INSTRUCTIONS FOR THE TASK: Write out the whole listing word for word.

┌─ EXTRACTED ENTRIES

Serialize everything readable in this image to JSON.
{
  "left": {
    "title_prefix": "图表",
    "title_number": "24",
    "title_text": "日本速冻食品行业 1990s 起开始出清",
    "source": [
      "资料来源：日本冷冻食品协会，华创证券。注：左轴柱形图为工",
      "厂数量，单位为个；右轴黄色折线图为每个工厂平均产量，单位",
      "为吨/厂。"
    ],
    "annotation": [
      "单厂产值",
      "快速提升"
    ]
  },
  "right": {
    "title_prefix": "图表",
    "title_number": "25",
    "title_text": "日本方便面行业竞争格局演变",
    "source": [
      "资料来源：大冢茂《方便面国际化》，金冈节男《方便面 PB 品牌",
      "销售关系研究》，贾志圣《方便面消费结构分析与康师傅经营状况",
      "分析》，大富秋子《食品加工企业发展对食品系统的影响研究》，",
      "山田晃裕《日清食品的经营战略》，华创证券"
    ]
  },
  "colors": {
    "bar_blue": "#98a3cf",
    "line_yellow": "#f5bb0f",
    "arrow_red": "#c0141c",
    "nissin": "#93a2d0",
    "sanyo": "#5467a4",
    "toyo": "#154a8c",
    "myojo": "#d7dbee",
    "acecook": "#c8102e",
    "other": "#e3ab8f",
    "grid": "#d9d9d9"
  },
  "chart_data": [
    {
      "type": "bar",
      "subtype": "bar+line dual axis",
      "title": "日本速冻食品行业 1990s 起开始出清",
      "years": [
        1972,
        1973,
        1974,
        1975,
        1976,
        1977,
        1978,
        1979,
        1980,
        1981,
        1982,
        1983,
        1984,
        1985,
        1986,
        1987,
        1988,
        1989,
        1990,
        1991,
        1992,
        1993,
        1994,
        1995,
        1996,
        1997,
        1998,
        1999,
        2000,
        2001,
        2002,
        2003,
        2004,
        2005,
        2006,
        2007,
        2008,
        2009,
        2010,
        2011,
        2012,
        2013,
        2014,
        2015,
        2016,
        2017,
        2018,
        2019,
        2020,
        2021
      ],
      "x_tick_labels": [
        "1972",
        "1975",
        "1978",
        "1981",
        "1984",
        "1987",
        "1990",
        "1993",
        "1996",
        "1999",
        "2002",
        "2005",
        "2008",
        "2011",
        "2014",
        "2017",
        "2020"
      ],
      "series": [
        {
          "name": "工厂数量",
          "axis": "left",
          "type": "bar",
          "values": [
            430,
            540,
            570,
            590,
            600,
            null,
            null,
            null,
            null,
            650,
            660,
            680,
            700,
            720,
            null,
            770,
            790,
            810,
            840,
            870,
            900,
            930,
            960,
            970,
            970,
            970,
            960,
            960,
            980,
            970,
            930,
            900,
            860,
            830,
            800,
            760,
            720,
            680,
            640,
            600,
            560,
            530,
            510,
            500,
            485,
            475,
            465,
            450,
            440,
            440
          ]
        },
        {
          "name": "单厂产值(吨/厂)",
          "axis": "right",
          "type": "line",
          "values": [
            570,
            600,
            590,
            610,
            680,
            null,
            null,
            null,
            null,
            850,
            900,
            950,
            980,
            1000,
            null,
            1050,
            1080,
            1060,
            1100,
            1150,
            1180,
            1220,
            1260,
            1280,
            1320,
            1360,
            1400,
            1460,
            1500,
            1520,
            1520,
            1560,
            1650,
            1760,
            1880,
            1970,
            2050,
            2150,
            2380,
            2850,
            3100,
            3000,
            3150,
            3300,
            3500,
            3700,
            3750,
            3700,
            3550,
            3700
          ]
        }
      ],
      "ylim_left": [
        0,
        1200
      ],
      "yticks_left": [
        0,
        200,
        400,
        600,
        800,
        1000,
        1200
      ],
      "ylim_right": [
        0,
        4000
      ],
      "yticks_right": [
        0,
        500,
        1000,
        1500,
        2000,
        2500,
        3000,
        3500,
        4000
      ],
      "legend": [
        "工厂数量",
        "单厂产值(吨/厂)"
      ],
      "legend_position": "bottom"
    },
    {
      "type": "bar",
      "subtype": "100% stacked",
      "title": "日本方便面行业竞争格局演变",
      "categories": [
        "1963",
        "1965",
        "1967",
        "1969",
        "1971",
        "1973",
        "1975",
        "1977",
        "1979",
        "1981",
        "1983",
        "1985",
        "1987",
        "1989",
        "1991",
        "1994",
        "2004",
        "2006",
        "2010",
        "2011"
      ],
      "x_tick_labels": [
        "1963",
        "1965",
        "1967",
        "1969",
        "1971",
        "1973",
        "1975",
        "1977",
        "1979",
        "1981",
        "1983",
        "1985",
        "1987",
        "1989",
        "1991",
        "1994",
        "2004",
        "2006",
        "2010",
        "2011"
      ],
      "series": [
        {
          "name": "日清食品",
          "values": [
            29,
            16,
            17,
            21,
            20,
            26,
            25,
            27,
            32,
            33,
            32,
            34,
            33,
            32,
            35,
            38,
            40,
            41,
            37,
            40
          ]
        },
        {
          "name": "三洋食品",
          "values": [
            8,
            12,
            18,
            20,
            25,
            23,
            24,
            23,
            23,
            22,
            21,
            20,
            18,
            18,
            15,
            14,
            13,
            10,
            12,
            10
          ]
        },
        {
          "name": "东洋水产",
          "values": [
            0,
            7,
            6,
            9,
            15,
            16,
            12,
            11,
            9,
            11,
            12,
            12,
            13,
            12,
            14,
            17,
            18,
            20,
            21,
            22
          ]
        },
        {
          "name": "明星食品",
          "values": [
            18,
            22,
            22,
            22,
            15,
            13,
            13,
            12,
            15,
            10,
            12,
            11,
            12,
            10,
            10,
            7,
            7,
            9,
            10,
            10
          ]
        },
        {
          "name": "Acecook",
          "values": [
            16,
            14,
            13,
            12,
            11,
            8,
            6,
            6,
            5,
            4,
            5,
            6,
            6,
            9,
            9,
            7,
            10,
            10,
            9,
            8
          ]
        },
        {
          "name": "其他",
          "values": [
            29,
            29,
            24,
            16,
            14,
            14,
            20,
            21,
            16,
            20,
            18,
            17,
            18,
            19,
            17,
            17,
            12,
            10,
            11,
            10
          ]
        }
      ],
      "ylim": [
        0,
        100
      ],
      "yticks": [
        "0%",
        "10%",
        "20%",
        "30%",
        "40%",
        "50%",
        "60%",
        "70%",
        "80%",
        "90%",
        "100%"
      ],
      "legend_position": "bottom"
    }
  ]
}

└─

THE COMPLETED TASK:
Serialize everything readable in this image to JSON.
{
  "left": {
    "title_prefix": "图表",
    "title_number": "24",
    "title_text": "日本速冻食品行业 1990s 起开始出清",
    "source": [
      "资料来源：日本冷冻食品协会，华创证券。注：左轴柱形图为工",
      "厂数量，单位为个；右轴黄色折线图为每个工厂平均产量，单位",
      "为吨/厂。"
    ],
    "annotation": [
      "单厂产值",
      "快速提升"
    ]
  },
  "right": {
    "title_prefix": "图表",
    "title_number": "25",
    "title_text": "日本方便面行业竞争格局演变",
    "source": [
      "资料来源：大冢茂《方便面国际化》，金冈节男《方便面 PB 品牌",
      "销售关系研究》，贾志圣《方便面消费结构分析与康师傅经营状况",
      "分析》，大富秋子《食品加工企业发展对食品系统的影响研究》，",
      "山田晃裕《日清食品的经营战略》，华创证券"
    ]
  },
  "colors": {
    "bar_blue": "#98a3cf",
    "line_yellow": "#f5bb0f",
    "arrow_red": "#c0141c",
    "nissin": "#93a2d0",
    "sanyo": "#5467a4",
    "toyo": "#154a8c",
    "myojo": "#d7dbee",
    "acecook": "#c8102e",
    "other": "#e3ab8f",
    "grid": "#d9d9d9"
  },
  "chart_data": [
    {
      "type": "bar",
      "subtype": "bar+line dual axis",
      "title": "日本速冻食品行业 1990s 起开始出清",
      "years": [
        1972,
        1973,
        1974,
        1975,
        1976,
        1977,
        1978,
        1979,
        1980,
        1981,
        1982,
        1983,
        1984,
        1985,
        1986,
        1987,
        1988,
        1989,
        1990,
        1991,
        1992,
        1993,
        1994,
        1995,
        1996,
        1997,
        1998,
        1999,
        2000,
        2001,
        2002,
        2003,
        2004,
        2005,
        2006,
        2007,
        2008,
        2009,
        2010,
        2011,
        2012,
        2013,
        2014,
        2015,
        2016,
        2017,
        2018,
        2019,
        2020,
        2021
      ],
      "x_tick_labels": [
        "1972",
        "1975",
        "1978",
        "1981",
        "1984",
        "1987",
        "1990",
        "1993",
        "1996",
        "1999",
        "2002",
        "2005",
        "2008",
        "2011",
        "2014",
        "2017",
        "2020"
      ],
      "series": [
        {
          "name": "工厂数量",
          "axis": "left",
          "type": "bar",
          "values": [
            430,
            540,
            570,
            590,
            600,
            null,
            null,
            null,
            null,
            650,
            660,
            680,
            700,
            720,
            null,
            770,
            790,
            810,
            840,
            870,
            900,
            930,
            960,
            970,
            970,
            970,
            960,
            960,
            980,
            970,
            930,
            900,
            860,
            830,
            800,
            760,
            720,
            680,
            640,
            600,
            560,
            530,
            510,
            500,
            485,
            475,
            465,
            450,
            440,
            440
          ]
        },
        {
          "name": "单厂产值(吨/厂)",
          "axis": "right",
          "type": "line",
          "values": [
            570,
            600,
            590,
            610,
            680,
            null,
            null,
            null,
            null,
            850,
            900,
            950,
            980,
            1000,
            null,
            1050,
            1080,
            1060,
            1100,
            1150,
            1180,
            1220,
            1260,
            1280,
            1320,
            1360,
            1400,
            1460,
            1500,
            1520,
            1520,
            1560,
            1650,
            1760,
            1880,
            1970,
            2050,
            2150,
            2380,
            2850,
            3100,
            3000,
            3150,
            3300,
            3500,
            3700,
            3750,
            3700,
            3550,
            3700
          ]
        }
      ],
      "ylim_left": [
        0,
        1200
      ],
      "yticks_left": [
        0,
        200,
        400,
        600,
        800,
        1000,
        1200
      ],
      "ylim_right": [
        0,
        4000
      ],
      "yticks_right": [
        0,
        500,
        1000,
        1500,
        2000,
        2500,
        3000,
        3500,
        4000
      ],
      "legend": [
        "工厂数量",
        "单厂产值(吨/厂)"
      ],
      "legend_position": "bottom"
    },
    {
      "type": "bar",
      "subtype": "100% stacked",
      "title": "日本方便面行业竞争格局演变",
      "categories": [
        "1963",
        "1965",
        "1967",
        "1969",
        "1971",
        "1973",
        "1975",
        "1977",
        "1979",
        "1981",
        "1983",
        "1985",
        "1987",
        "1989",
        "1991",
        "1994",
        "2004",
        "2006",
        "2010",
        "2011"
      ],
      "x_tick_labels": [
        "1963",
        "1965",
        "1967",
        "1969",
        "1971",
        "1973",
        "1975",
        "1977",
        "1979",
        "1981",
        "1983",
        "1985",
        "1987",
        "1989",
        "1991",
        "1994",
        "2004",
        "2006",
        "2010",
        "2011"
      ],
      "series": [
        {
          "name": "日清食品",
          "values": [
            29,
            16,
            17,
            21,
            20,
            26,
            25,
            27,
            32,
            33,
            32,
            34,
            33,
            32,
            35,
            38,
            40,
            41,
            37,
            40
          ]
        },
        {
          "name": "三洋食品",
          "values": [
            8,
            12,
            18,
            20,
            25,
            23,
            24,
            23,
            23,
            22,
            21,
            20,
            18,
            18,
            15,
            14,
            13,
            10,
            12,
            10
          ]
        },
        {
          "name": "东洋水产",
          "values": [
            0,
            7,
            6,
            9,
            15,
            16,
            12,
            11,
            9,
            11,
            12,
            12,
            13,
            12,
            14,
            17,
            18,
            20,
            21,
            22
          ]
        },
        {
          "name": "明星食品",
          "values": [
            18,
            22,
            22,
            22,
            15,
            13,
            13,
            12,
            15,
            10,
            12,
            11,
            12,
            10,
            10,
            7,
            7,
            9,
            10,
            10
          ]
        },
        {
          "name": "Acecook",
          "values": [
            16,
            14,
            13,
            12,
            11,
            8,
            6,
            6,
            5,
            4,
            5,
            6,
            6,
            9,
            9,
            7,
            10,
            10,
            9,
            8
          ]
        },
        {
          "name": "其他",
          "values": [
            29,
            29,
            24,
            16,
            14,
            14,
            20,
            21,
            16,
            20,
            18,
            17,
            18,
            19,
            17,
            17,
            12,
            10,
            11,
            10
          ]
        }
      ],
      "ylim": [
        0,
        100
      ],
      "yticks": [
        "0%",
        "10%",
        "20%",
        "30%",
        "40%",
        "50%",
        "60%",
        "70%",
        "80%",
        "90%",
        "100%"
      ],
      "legend_position": "bottom"
    }
  ]
}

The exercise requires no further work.